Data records
▽
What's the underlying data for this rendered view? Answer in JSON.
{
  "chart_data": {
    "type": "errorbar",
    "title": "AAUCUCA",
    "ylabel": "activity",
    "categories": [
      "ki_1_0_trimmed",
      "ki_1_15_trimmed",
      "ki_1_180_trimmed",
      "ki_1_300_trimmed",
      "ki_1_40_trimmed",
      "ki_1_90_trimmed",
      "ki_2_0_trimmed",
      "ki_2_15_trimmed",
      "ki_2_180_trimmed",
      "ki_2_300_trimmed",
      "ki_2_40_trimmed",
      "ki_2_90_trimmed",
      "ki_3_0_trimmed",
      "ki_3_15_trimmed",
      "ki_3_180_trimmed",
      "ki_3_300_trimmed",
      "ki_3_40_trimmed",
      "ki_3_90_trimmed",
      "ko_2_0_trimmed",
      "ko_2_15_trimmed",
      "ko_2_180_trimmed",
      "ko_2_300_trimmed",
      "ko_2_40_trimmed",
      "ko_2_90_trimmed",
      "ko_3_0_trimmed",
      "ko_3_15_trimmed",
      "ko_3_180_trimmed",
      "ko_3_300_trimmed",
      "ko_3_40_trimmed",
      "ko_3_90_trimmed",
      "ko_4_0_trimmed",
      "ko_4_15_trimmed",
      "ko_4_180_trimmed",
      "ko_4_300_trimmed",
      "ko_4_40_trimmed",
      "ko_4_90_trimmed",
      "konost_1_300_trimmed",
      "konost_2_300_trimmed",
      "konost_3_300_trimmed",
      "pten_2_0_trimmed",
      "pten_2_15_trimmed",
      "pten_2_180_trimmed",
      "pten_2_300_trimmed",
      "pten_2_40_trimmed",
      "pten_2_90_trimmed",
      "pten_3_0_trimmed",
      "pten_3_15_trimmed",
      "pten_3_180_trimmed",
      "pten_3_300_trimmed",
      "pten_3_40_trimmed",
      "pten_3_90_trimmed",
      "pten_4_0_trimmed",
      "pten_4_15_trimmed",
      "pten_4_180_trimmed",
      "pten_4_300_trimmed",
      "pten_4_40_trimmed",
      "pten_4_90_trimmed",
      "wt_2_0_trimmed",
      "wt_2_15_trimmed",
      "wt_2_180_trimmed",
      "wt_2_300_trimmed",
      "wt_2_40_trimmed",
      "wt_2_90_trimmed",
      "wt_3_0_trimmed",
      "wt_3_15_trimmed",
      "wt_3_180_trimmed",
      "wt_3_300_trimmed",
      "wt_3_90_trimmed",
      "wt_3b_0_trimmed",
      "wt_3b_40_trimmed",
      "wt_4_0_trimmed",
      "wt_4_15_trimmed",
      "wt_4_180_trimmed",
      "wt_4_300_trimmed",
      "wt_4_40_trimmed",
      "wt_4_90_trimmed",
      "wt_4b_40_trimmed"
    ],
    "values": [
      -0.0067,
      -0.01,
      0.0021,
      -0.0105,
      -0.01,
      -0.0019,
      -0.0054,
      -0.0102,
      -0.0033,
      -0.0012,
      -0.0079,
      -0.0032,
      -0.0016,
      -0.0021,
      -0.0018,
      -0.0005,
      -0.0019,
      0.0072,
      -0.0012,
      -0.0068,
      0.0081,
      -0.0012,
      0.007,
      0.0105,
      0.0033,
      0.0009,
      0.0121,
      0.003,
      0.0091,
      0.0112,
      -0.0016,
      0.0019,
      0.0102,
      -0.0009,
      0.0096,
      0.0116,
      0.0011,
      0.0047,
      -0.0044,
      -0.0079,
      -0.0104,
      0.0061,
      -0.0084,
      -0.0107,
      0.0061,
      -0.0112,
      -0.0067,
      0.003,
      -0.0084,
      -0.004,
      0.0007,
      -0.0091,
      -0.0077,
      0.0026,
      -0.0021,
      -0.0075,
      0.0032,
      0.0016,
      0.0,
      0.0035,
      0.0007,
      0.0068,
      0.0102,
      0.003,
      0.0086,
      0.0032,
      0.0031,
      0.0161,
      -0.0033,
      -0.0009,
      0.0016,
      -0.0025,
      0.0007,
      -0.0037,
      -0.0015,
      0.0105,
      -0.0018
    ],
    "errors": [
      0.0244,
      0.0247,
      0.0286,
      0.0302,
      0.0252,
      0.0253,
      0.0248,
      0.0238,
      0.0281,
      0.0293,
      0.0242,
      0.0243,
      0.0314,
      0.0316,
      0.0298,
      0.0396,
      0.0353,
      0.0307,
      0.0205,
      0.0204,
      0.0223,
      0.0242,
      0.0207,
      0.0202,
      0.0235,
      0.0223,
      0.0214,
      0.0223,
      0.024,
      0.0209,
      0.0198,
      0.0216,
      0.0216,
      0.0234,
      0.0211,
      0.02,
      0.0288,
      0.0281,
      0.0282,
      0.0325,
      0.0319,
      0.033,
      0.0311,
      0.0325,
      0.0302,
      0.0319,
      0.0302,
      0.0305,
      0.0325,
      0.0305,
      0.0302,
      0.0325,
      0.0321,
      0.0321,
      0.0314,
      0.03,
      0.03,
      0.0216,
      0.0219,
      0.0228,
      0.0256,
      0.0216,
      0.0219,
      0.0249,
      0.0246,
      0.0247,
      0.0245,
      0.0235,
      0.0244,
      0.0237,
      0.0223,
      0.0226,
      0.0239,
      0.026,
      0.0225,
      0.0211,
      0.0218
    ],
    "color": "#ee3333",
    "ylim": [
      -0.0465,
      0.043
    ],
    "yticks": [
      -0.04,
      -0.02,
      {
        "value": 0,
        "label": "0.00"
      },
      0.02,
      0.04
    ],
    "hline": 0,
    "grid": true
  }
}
△
§ **WHAT THIS TASK INVOLVES**:
Each record above should be returned exactly as it appears.

§ **ANSWER FOR THE TASK**:
What's the underlying data for this rendered view? Answer in JSON.
{
  "chart_data": {
    "type": "errorbar",
    "title": "AAUCUCA",
    "ylabel": "activity",
    "categories": [
      "ki_1_0_trimmed",
      "ki_1_15_trimmed",
      "ki_1_180_trimmed",
      "ki_1_300_trimmed",
      "ki_1_40_trimmed",
      "ki_1_90_trimmed",
      "ki_2_0_trimmed",
      "ki_2_15_trimmed",
      "ki_2_180_trimmed",
      "ki_2_300_trimmed",
      "ki_2_40_trimmed",
      "ki_2_90_trimmed",
      "ki_3_0_trimmed",
      "ki_3_15_trimmed",
      "ki_3_180_trimmed",
      "ki_3_300_trimmed",
      "ki_3_40_trimmed",
      "ki_3_90_trimmed",
      "ko_2_0_trimmed",
      "ko_2_15_trimmed",
      "ko_2_180_trimmed",
      "ko_2_300_trimmed",
      "ko_2_40_trimmed",
      "ko_2_90_trimmed",
      "ko_3_0_trimmed",
      "ko_3_15_trimmed",
      "ko_3_180_trimmed",
      "ko_3_300_trimmed",
      "ko_3_40_trimmed",
      "ko_3_90_trimmed",
      "ko_4_0_trimmed",
      "ko_4_15_trimmed",
      "ko_4_180_trimmed",
      "ko_4_300_trimmed",
      "ko_4_40_trimmed",
      "ko_4_90_trimmed",
      "konost_1_300_trimmed",
      "konost_2_300_trimmed",
      "konost_3_300_trimmed",
      "pten_2_0_trimmed",
      "pten_2_15_trimmed",
      "pten_2_180_trimmed",
      "pten_2_300_trimmed",
      "pten_2_40_trimmed",
      "pten_2_90_trimmed",
      "pten_3_0_trimmed",
      "pten_3_15_trimmed",
      "pten_3_180_trimmed",
      "pten_3_300_trimmed",
      "pten_3_40_trimmed",
      "pten_3_90_trimmed",
      "pten_4_0_trimmed",
      "pten_4_15_trimmed",
      "pten_4_180_trimmed",
      "pten_4_300_trimmed",
      "pten_4_40_trimmed",
      "pten_4_90_trimmed",
      "wt_2_0_trimmed",
      "wt_2_15_trimmed",
      "wt_2_180_trimmed",
      "wt_2_300_trimmed",
      "wt_2_40_trimmed",
      "wt_2_90_trimmed",
      "wt_3_0_trimmed",
      "wt_3_15_trimmed",
      "wt_3_180_trimmed",
      "wt_3_300_trimmed",
      "wt_3_90_trimmed",
      "wt_3b_0_trimmed",
      "wt_3b_40_trimmed",
      "wt_4_0_trimmed",
      "wt_4_15_trimmed",
      "wt_4_180_trimmed",
      "wt_4_300_trimmed",
      "wt_4_40_trimmed",
      "wt_4_90_trimmed",
      "wt_4b_40_trimmed"
    ],
    "values": [
      -0.0067,
      -0.01,
      0.0021,
      -0.0105,
      -0.01,
      -0.0019,
      -0.0054,
      -0.0102,
      -0.0033,
      -0.0012,
      -0.0079,
      -0.0032,
      -0.0016,
      -0.0021,
      -0.0018,
      -0.0005,
      -0.0019,
      0.0072,
      -0.0012,
      -0.0068,
      0.0081,
      -0.0012,
      0.007,
      0.0105,
      0.0033,
      0.0009,
      0.0121,
      0.003,
      0.0091,
      0.0112,
      -0.0016,
      0.0019,
      0.0102,
      -0.0009,
      0.0096,
      0.0116,
      0.0011,
      0.0047,
      -0.0044,
      -0.0079,
      -0.0104,
      0.0061,
      -0.0084,
      -0.0107,
      0.0061,
      -0.0112,
      -0.0067,
      0.003,
      -0.0084,
      -0.004,
      0.0007,
      -0.0091,
      -0.0077,
      0.0026,
      -0.0021,
      -0.0075,
      0.0032,
      0.0016,
      0.0,
      0.0035,
      0.0007,
      0.0068,
      0.0102,
      0.003,
      0.0086,
      0.0032,
      0.0031,
      0.0161,
      -0.0033,
      -0.0009,
      0.0016,
      -0.0025,
      0.0007,
      -0.0037,
      -0.0015,
      0.0105,
      -0.0018
    ],
    "errors": [
      0.0244,
      0.0247,
      0.0286,
      0.0302,
      0.0252,
      0.0253,
      0.0248,
      0.0238,
      0.0281,
      0.0293,
      0.0242,
      0.0243,
      0.0314,
      0.0316,
      0.0298,
      0.0396,
      0.0353,
      0.0307,
      0.0205,
      0.0204,
      0.0223,
      0.0242,
      0.0207,
      0.0202,
      0.0235,
      0.0223,
      0.0214,
      0.0223,
      0.024,
      0.0209,
      0.0198,
      0.0216,
      0.0216,
      0.0234,
      0.0211,
      0.02,
      0.0288,
      0.0281,
      0.0282,
      0.0325,
      0.0319,
      0.033,
      0.0311,
      0.0325,
      0.0302,
      0.0319,
      0.0302,
      0.0305,
      0.0325,
      0.0305,
      0.0302,
      0.0325,
      0.0321,
      0.0321,
      0.0314,
      0.03,
      0.03,
      0.0216,
      0.0219,
      0.0228,
      0.0256,
      0.0216,
      0.0219,
      0.0249,
      0.0246,
      0.0247,
      0.0245,
      0.0235,
      0.0244,
      0.0237,
      0.0223,
      0.0226,
      0.0239,
      0.026,
      0.0225,
      0.0211,
      0.0218
    ],
    "color": "#ee3333",
    "ylim": [
      -0.0465,
      0.043
    ],
    "yticks": [
      -0.04,
      -0.02,
      {
        "value": 0,
        "label": "0.00"
      },
      0.02,
      0.04
    ],
    "hline": 0,
    "grid": true
  }
}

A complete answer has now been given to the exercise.